→ **TEXT EXCERPT**:
## begin

Bill Of Rights Meaning

Bill of Rights Meaning in the United States

Bill of Rights: Debate Over the Constitution

The original Constitution drafted in 1787 did not include a bill of rights because the delegates to the Constitutional Convention did not think it necessary to set down a list of rights. Most of the framers believed that because the Constitution created a limited federal government, authorities would not try to establish a national religion, censor a newspaper, or prosecute someone at a secret trial.

When the Constitution went before the states for ratification, members of the Federalist Party, who favored ratification, soon found that failure to include a bill of rights had been a strategic error. The Federalists argued that the people retained all powers not delegated by the proposed Constitution, but the anti-Federalists did not trust this reasoning. Jefferson, then serving as a minister to France, read the proposal and sided with the advocates of a bill of rights. Human rights, he argued, were something ‘no just government should refuse, or rest on inference.’

The Federalists and anti-Federalists both tried to rally support for their position through widely distributed pamphlets. The Federal Republican Society, for example, printed antiratification pamphlets and spread them through the states. This group hoped that the states would reject the Constitution, which would lead to a second federal convention. Some states ratified the Constitution as early as 1787, but debates in these states often turned on the lack of a bill of rights. As the pamphlet war dragged out into the spring of 1788, many Federalists concluded that some concessions on the bill of rights issue were vital.

The debate over ratification extended beyond party lines. Many religious groups, particularly the Baptists, expressed alarm over the lack of explicit religious protections. Printers worried about possible curbs on the press. Old fears from pre-Revolutionary days regarding sweeping government searches, warrants, criminal-trial procedure, and other rights were stirred afresh during the debates.

## end

→ **PROVIDED DATA**:
## begin

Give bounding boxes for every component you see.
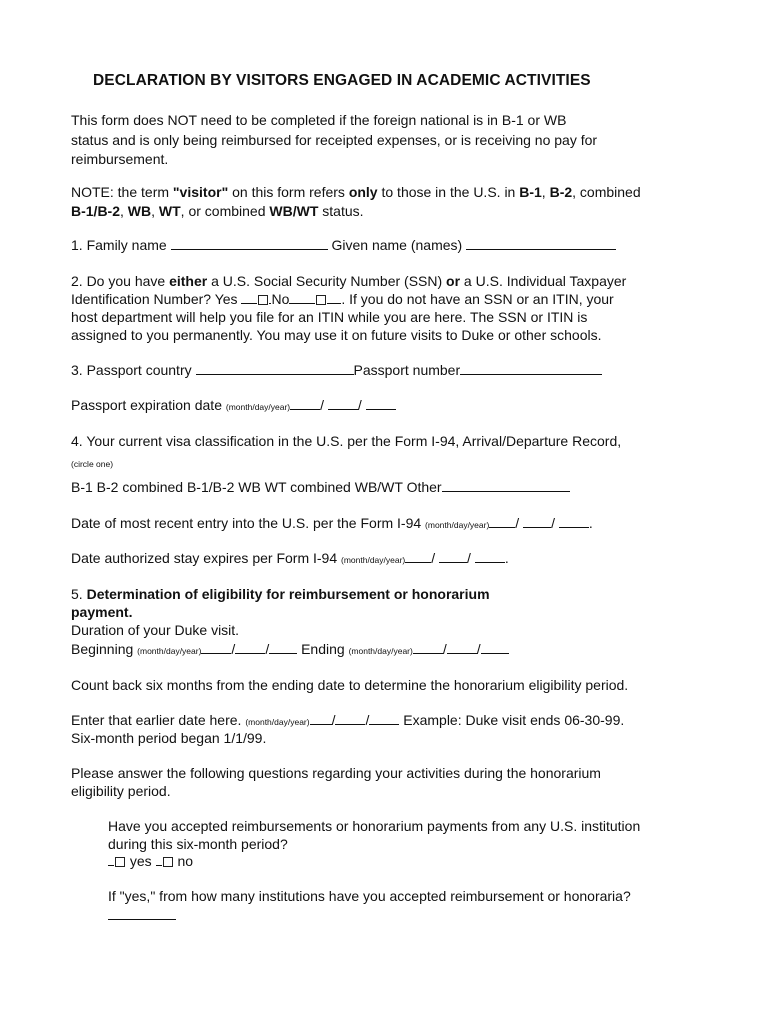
q5-heading: payment. [71, 604, 133, 620]
date-hint: (month/day/year) [425, 520, 490, 530]
accepted-yes-checkbox[interactable] [115, 857, 125, 867]
ssn-no-blank [327, 291, 341, 304]
begin-month-field[interactable] [201, 641, 231, 654]
intro-line-1: This form does NOT need to be completed if the foreign national is in B-1 or WB [71, 112, 567, 128]
note-visitor-term: "visitor" [172, 184, 229, 200]
beginning-label: Beginning [71, 641, 134, 657]
intro-line-3: reimbursement. [71, 151, 169, 167]
family-name-field[interactable] [171, 237, 328, 250]
note-text: on this form refers [228, 184, 349, 200]
how-many-answer-line [108, 906, 176, 924]
note-wb: WB [127, 203, 152, 219]
note-line-2 [71, 202, 364, 220]
earlier-month-field[interactable] [310, 712, 332, 725]
q2-text: 2. Do you have [71, 273, 170, 289]
end-day-field[interactable] [447, 641, 477, 654]
expiration-day-field[interactable] [328, 397, 358, 410]
begin-year-field[interactable] [269, 641, 297, 654]
q5-heading-line-2 [71, 603, 132, 621]
note-text: NOTE: the term [71, 184, 173, 200]
note-b1: B-1 [519, 184, 542, 200]
q5-heading: Determination of eligibility for reimbursement or honorarium [86, 586, 490, 602]
date-hint: (month/day/year) [245, 717, 310, 727]
q2-line-3: host department will help you file for an ITIN while you are here. The SSN or ITIN is [71, 309, 588, 325]
passport-number-label: Passport number [353, 362, 461, 378]
passport-expiration-label: Passport expiration date [71, 397, 222, 413]
q5-heading-line-1 [71, 585, 490, 603]
begin-day-field[interactable] [235, 641, 265, 654]
q2-either: either [169, 273, 208, 289]
q1-line [71, 236, 616, 254]
earlier-day-field[interactable] [335, 712, 365, 725]
accepted-options-line [108, 852, 193, 870]
accepted-question-line-2: during this six-month period? [108, 836, 288, 852]
note-wt: WT [158, 203, 181, 219]
ssn-yes-checkbox[interactable] [258, 295, 268, 305]
circle-one-hint: (circle one) [71, 459, 114, 469]
please-answer-line-2: eligibility period. [71, 783, 171, 799]
q5-number: 5. [71, 586, 87, 602]
passport-number-field[interactable] [460, 362, 602, 375]
stay-expires-line: Date authorized stay expires per Form I-94 (month/day/year) / / . [71, 550, 509, 566]
how-many-line: If "yes," from how many institutions have you accepted reimbursement or honoraria? [108, 888, 631, 904]
q2-text: a U.S. Social Security Number (SSN) [207, 273, 447, 289]
visa-other-field[interactable] [442, 479, 570, 492]
entry-date-line: Date of most recent entry into the U.S. per the Form I-94 (month/day/year) / / . [71, 515, 593, 531]
example-text: Example: Duke visit ends 06-30-99. [403, 712, 625, 728]
passport-expiration-line: Passport expiration date (month/day/year) / / [71, 396, 396, 416]
note-text: , combined [572, 184, 641, 200]
entry-day-field[interactable] [523, 515, 551, 528]
entry-date-label: Date of most recent entry into the U.S. per the Form I-94 [71, 515, 422, 531]
family-name-label: 1. Family name [71, 237, 167, 253]
note-wbwt: WB/WT [269, 203, 319, 219]
yes-blank [108, 853, 114, 866]
note-b1b2: B-1/B-2 [71, 203, 121, 219]
visa-options[interactable]: B-1 B-2 combined B-1/B-2 WB WT combined WB/WT Other [71, 479, 442, 495]
earlier-date-line: Enter that earlier date here. (month/day/year) / / Example: Duke visit ends 06-30-99. [71, 712, 625, 728]
given-name-label: Given name (names) [331, 237, 463, 253]
q2-no-label: No [271, 291, 290, 307]
accepted-no-checkbox[interactable] [163, 857, 173, 867]
how-many-field[interactable] [108, 907, 176, 920]
given-name-field[interactable] [466, 237, 616, 250]
q3-line [71, 361, 602, 379]
q2-line-4: assigned to you permanently. You may use it on future visits to Duke or other schools. [71, 327, 602, 343]
note-text: , [541, 184, 550, 200]
accepted-no-label: no [177, 853, 194, 869]
visit-dates-line: Beginning (month/day/year) / / Ending (month/day/year) / / [71, 640, 509, 660]
q2-line-2 [71, 290, 614, 308]
stay-expires-label: Date authorized stay expires per Form I-94 [71, 550, 338, 566]
intro-line-2: status and is only being reimbursed for receipted expenses, or is receiving no pay for [71, 132, 598, 148]
no-blank [156, 853, 162, 866]
date-hint: (month/day/year) [341, 555, 406, 565]
visa-options-line [71, 478, 570, 496]
ending-label: Ending [301, 641, 345, 657]
stay-year-field[interactable] [475, 550, 505, 563]
note-b2: B-2 [549, 184, 573, 200]
q2-line-1 [71, 272, 626, 290]
stay-month-field[interactable] [405, 550, 431, 563]
q2-text: a U.S. Individual Taxpayer [460, 273, 627, 289]
note-text: status. [318, 203, 364, 219]
earlier-year-field[interactable] [369, 712, 399, 725]
count-back-line: Count back six months from the ending date to determine the honorarium eligibility period. [71, 677, 629, 693]
duration-line: Duration of your Duke visit. [71, 622, 240, 638]
q2-text: . If you do not have an SSN or an ITIN, your [341, 291, 614, 307]
end-year-field[interactable] [481, 641, 509, 654]
accepted-yes-label: yes [129, 853, 152, 869]
q4-line-1: 4. Your current visa classification in the U.S. per the Form I-94, Arrival/Departure Record, [71, 433, 622, 449]
ssn-yes-blank[interactable] [241, 291, 257, 304]
ssn-no-checkbox[interactable] [316, 295, 326, 305]
passport-country-field[interactable] [196, 362, 354, 375]
entry-year-field[interactable] [559, 515, 589, 528]
date-hint: (month/day/year) [348, 646, 413, 656]
accepted-question-line-1: Have you accepted reimbursements or honorarium payments from any U.S. institution [108, 818, 641, 834]
note-line-1 [71, 183, 641, 201]
stay-day-field[interactable] [439, 550, 467, 563]
passport-country-label: 3. Passport country [71, 362, 192, 378]
note-text: , or combined [180, 203, 270, 219]
end-month-field[interactable] [413, 641, 443, 654]
date-hint: (month/day/year) [225, 402, 291, 412]
note-text: to those in the U.S. in [377, 184, 520, 200]
date-hint: (month/day/year) [137, 646, 202, 656]
q2-yes-label: Identification Number? Yes [71, 291, 238, 307]
q2-or: or [446, 273, 461, 289]
ssn-no-blank[interactable] [289, 291, 315, 304]
entry-month-field[interactable] [489, 515, 515, 528]
six-month-line: Six-month period began 1/1/99. [71, 730, 267, 746]
expiration-month-field[interactable] [290, 397, 320, 410]
please-answer-line-1: Please answer the following questions regarding your activities during the honorarium [71, 765, 601, 781]
note-text: , [120, 203, 128, 219]
note-only: only [348, 184, 378, 200]
expiration-year-field[interactable] [366, 397, 396, 410]
earlier-date-label: Enter that earlier date here. [71, 712, 242, 728]
form-title: DECLARATION BY VISITORS ENGAGED IN ACADEMIC ACTIVITIES [93, 72, 591, 89]
note-text: , [151, 203, 159, 219]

## end

→ **WORK INSTRUCTIONS**:
- a) Quote the Bill of Rights text between "The debate over" and "during the debates.", inclusive.
- b) Using the Bill of Rights text, explain why the original 1787 Constitution did not include a bill of rights.

→ **RESPONSES TO THE EXERCISE**:
- a)
The debate over ratification extended beyond party lines. Many religious groups, particularly the Baptists, expressed alarm over the lack of explicit religious protections. Printers worried about possible curbs on the press. Old fears from pre-Revolutionary days regarding sweeping government searches, warrants, criminal-trial procedure, and other rights were stirred afresh during the debates.

- b) The delegates to the Constitutional Convention did not think a list of rights was necessary. Most of the framers believed that because the Constitution created a limited federal government, authorities would not try to establish a national religion, censor a newspaper, or prosecute someone at a secret trial.